[START DATA FOR THE TASK]
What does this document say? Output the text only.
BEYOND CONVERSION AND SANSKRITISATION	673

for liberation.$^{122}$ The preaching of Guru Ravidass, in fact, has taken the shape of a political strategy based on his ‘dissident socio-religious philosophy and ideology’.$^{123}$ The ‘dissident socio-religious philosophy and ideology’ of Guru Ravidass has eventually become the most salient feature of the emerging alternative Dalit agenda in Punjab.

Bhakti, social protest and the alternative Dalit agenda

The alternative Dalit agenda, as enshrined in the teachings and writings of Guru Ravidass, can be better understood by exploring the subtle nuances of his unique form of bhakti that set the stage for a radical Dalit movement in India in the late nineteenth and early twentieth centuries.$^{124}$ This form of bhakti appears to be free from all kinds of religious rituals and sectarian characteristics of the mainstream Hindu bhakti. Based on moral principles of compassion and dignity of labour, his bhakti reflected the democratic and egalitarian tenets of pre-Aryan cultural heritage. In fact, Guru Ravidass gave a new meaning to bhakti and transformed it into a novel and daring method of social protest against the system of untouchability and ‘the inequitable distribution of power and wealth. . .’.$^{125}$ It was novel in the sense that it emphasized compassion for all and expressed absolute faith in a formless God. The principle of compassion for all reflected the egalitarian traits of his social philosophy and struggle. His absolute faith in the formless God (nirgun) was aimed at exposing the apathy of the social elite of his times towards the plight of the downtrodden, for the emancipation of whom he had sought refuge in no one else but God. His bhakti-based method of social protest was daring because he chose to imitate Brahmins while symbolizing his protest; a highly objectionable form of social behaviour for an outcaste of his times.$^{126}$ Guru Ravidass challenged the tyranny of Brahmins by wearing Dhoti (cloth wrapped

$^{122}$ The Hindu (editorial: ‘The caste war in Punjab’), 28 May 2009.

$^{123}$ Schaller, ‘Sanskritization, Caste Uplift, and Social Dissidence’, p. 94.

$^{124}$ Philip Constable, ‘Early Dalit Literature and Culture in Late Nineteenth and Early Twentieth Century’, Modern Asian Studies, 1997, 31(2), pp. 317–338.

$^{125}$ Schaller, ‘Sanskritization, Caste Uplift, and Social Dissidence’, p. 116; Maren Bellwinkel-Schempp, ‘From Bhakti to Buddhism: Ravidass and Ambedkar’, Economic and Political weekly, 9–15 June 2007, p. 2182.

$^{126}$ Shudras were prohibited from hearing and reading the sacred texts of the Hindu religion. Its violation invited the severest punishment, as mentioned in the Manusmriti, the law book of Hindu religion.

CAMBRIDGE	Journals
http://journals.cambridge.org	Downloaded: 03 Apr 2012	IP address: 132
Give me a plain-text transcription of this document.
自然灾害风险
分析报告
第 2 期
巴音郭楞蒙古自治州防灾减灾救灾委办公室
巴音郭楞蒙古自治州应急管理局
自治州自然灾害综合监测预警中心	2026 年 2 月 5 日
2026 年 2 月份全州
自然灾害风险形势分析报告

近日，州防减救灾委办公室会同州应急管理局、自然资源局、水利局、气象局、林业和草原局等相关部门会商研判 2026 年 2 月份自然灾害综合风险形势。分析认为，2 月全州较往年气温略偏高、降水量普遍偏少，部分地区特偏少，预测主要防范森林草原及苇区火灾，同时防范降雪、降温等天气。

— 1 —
[END DATA FOR THE TASK]
**SET TASK**: Extract the complete listing verbatim.

**RESULT FOR THIS EXERCISE**:
What does this document say? Output the text only.
BEYOND CONVERSION AND SANSKRITISATION	673

for liberation.$^{122}$ The preaching of Guru Ravidass, in fact, has taken the shape of a political strategy based on his ‘dissident socio-religious philosophy and ideology’.$^{123}$ The ‘dissident socio-religious philosophy and ideology’ of Guru Ravidass has eventually become the most salient feature of the emerging alternative Dalit agenda in Punjab.

Bhakti, social protest and the alternative Dalit agenda

The alternative Dalit agenda, as enshrined in the teachings and writings of Guru Ravidass, can be better understood by exploring the subtle nuances of his unique form of bhakti that set the stage for a radical Dalit movement in India in the late nineteenth and early twentieth centuries.$^{124}$ This form of bhakti appears to be free from all kinds of religious rituals and sectarian characteristics of the mainstream Hindu bhakti. Based on moral principles of compassion and dignity of labour, his bhakti reflected the democratic and egalitarian tenets of pre-Aryan cultural heritage. In fact, Guru Ravidass gave a new meaning to bhakti and transformed it into a novel and daring method of social protest against the system of untouchability and ‘the inequitable distribution of power and wealth. . .’.$^{125}$ It was novel in the sense that it emphasized compassion for all and expressed absolute faith in a formless God. The principle of compassion for all reflected the egalitarian traits of his social philosophy and struggle. His absolute faith in the formless God (nirgun) was aimed at exposing the apathy of the social elite of his times towards the plight of the downtrodden, for the emancipation of whom he had sought refuge in no one else but God. His bhakti-based method of social protest was daring because he chose to imitate Brahmins while symbolizing his protest; a highly objectionable form of social behaviour for an outcaste of his times.$^{126}$ Guru Ravidass challenged the tyranny of Brahmins by wearing Dhoti (cloth wrapped

$^{122}$ The Hindu (editorial: ‘The caste war in Punjab’), 28 May 2009.

$^{123}$ Schaller, ‘Sanskritization, Caste Uplift, and Social Dissidence’, p. 94.

$^{124}$ Philip Constable, ‘Early Dalit Literature and Culture in Late Nineteenth and Early Twentieth Century’, Modern Asian Studies, 1997, 31(2), pp. 317–338.

$^{125}$ Schaller, ‘Sanskritization, Caste Uplift, and Social Dissidence’, p. 116; Maren Bellwinkel-Schempp, ‘From Bhakti to Buddhism: Ravidass and Ambedkar’, Economic and Political weekly, 9–15 June 2007, p. 2182.

$^{126}$ Shudras were prohibited from hearing and reading the sacred texts of the Hindu religion. Its violation invited the severest punishment, as mentioned in the Manusmriti, the law book of Hindu religion.

CAMBRIDGE	Journals
http://journals.cambridge.org	Downloaded: 03 Apr 2012	IP address: 132
Give me a plain-text transcription of this document.
自然灾害风险
分析报告
第 2 期
巴音郭楞蒙古自治州防灾减灾救灾委办公室
巴音郭楞蒙古自治州应急管理局
自治州自然灾害综合监测预警中心	2026 年 2 月 5 日
2026 年 2 月份全州
自然灾害风险形势分析报告

近日，州防减救灾委办公室会同州应急管理局、自然资源局、水利局、气象局、林业和草原局等相关部门会商研判 2026 年 2 月份自然灾害综合风险形势。分析认为，2 月全州较往年气温略偏高、降水量普遍偏少，部分地区特偏少，预测主要防范森林草原及苇区火灾，同时防范降雪、降温等天气。

— 1 —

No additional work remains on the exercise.